Set problem -
Without the pictures, give the entries below again exactly as written.

-- begin The records --

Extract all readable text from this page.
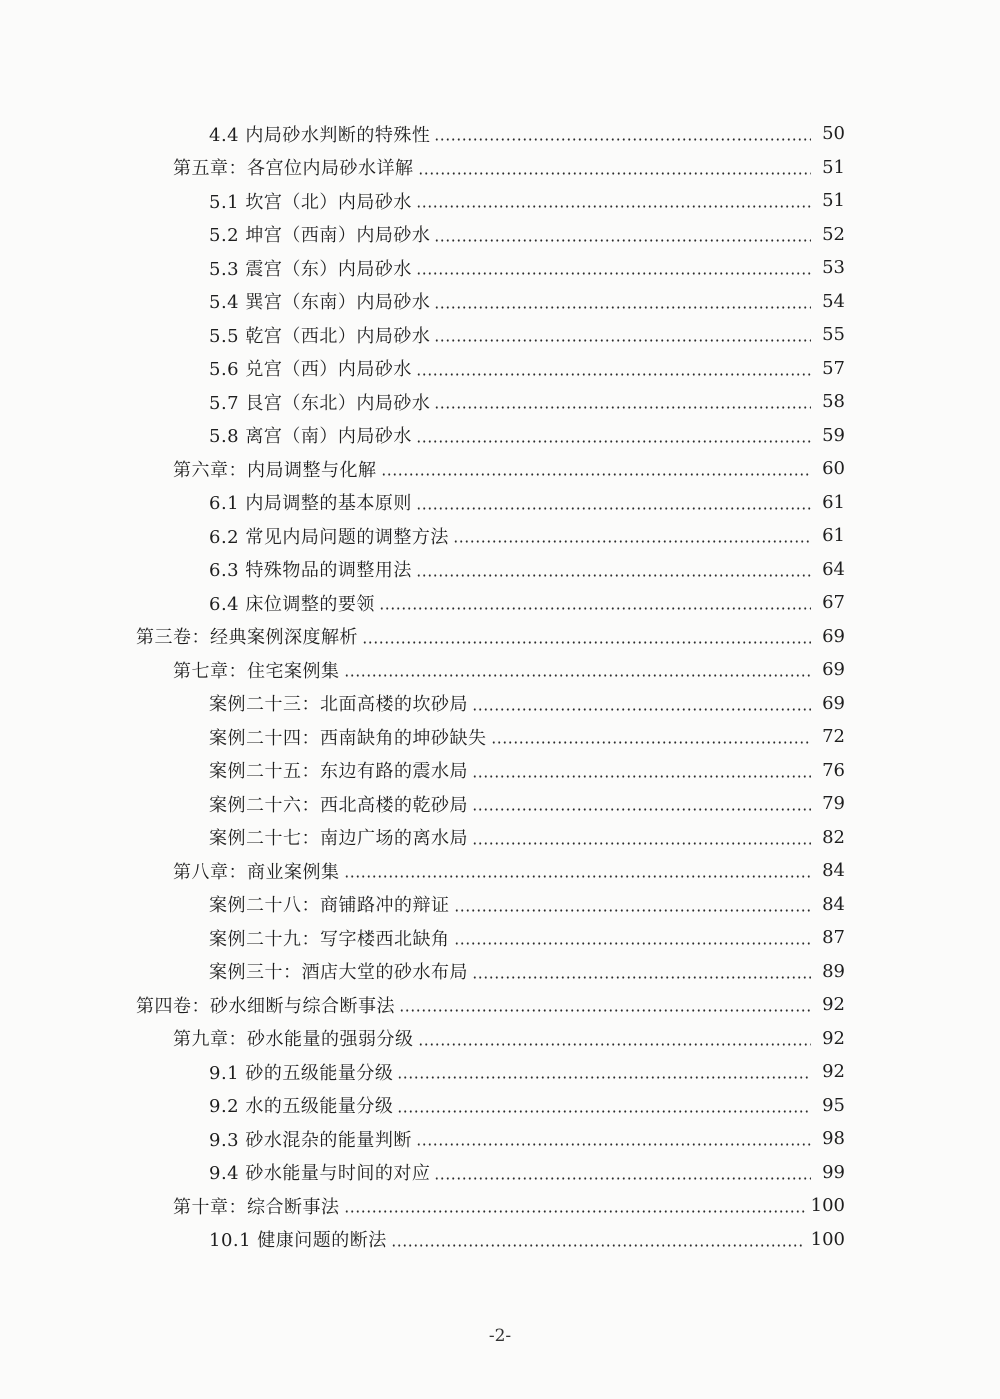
4.4 内局砂水判断的特殊性	50
第五章：各宫位内局砂水详解	51
5.1 坎宫（北）内局砂水	51
5.2 坤宫（西南）内局砂水	52
5.3 震宫（东）内局砂水	53
5.4 巽宫（东南）内局砂水	54
5.5 乾宫（西北）内局砂水	55
5.6 兑宫（西）内局砂水	57
5.7 艮宫（东北）内局砂水	58
5.8 离宫（南）内局砂水	59
第六章：内局调整与化解	60
6.1 内局调整的基本原则	61
6.2 常见内局问题的调整方法	61
6.3 特殊物品的调整用法	64
6.4 床位调整的要领	67
第三卷：经典案例深度解析	69
第七章：住宅案例集	69
案例二十三：北面高楼的坎砂局	69
案例二十四：西南缺角的坤砂缺失	72
案例二十五：东边有路的震水局	76
案例二十六：西北高楼的乾砂局	79
案例二十七：南边广场的离水局	82
第八章：商业案例集	84
案例二十八：商铺路冲的辩证	84
案例二十九：写字楼西北缺角	87
案例三十：酒店大堂的砂水布局	89
第四卷：砂水细断与综合断事法	92
第九章：砂水能量的强弱分级	92
9.1 砂的五级能量分级	92
9.2 水的五级能量分级	95
9.3 砂水混杂的能量判断	98
9.4 砂水能量与时间的对应	99
第十章：综合断事法	100
10.1 健康问题的断法	100
-2-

-- end The records --

Full output -
Extract all readable text from this page.
4.4 内局砂水判断的特殊性	50
第五章：各宫位内局砂水详解	51
5.1 坎宫（北）内局砂水	51
5.2 坤宫（西南）内局砂水	52
5.3 震宫（东）内局砂水	53
5.4 巽宫（东南）内局砂水	54
5.5 乾宫（西北）内局砂水	55
5.6 兑宫（西）内局砂水	57
5.7 艮宫（东北）内局砂水	58
5.8 离宫（南）内局砂水	59
第六章：内局调整与化解	60
6.1 内局调整的基本原则	61
6.2 常见内局问题的调整方法	61
6.3 特殊物品的调整用法	64
6.4 床位调整的要领	67
第三卷：经典案例深度解析	69
第七章：住宅案例集	69
案例二十三：北面高楼的坎砂局	69
案例二十四：西南缺角的坤砂缺失	72
案例二十五：东边有路的震水局	76
案例二十六：西北高楼的乾砂局	79
案例二十七：南边广场的离水局	82
第八章：商业案例集	84
案例二十八：商铺路冲的辩证	84
案例二十九：写字楼西北缺角	87
案例三十：酒店大堂的砂水布局	89
第四卷：砂水细断与综合断事法	92
第九章：砂水能量的强弱分级	92
9.1 砂的五级能量分级	92
9.2 水的五级能量分级	95
9.3 砂水混杂的能量判断	98
9.4 砂水能量与时间的对应	99
第十章：综合断事法	100
10.1 健康问题的断法	100
-2-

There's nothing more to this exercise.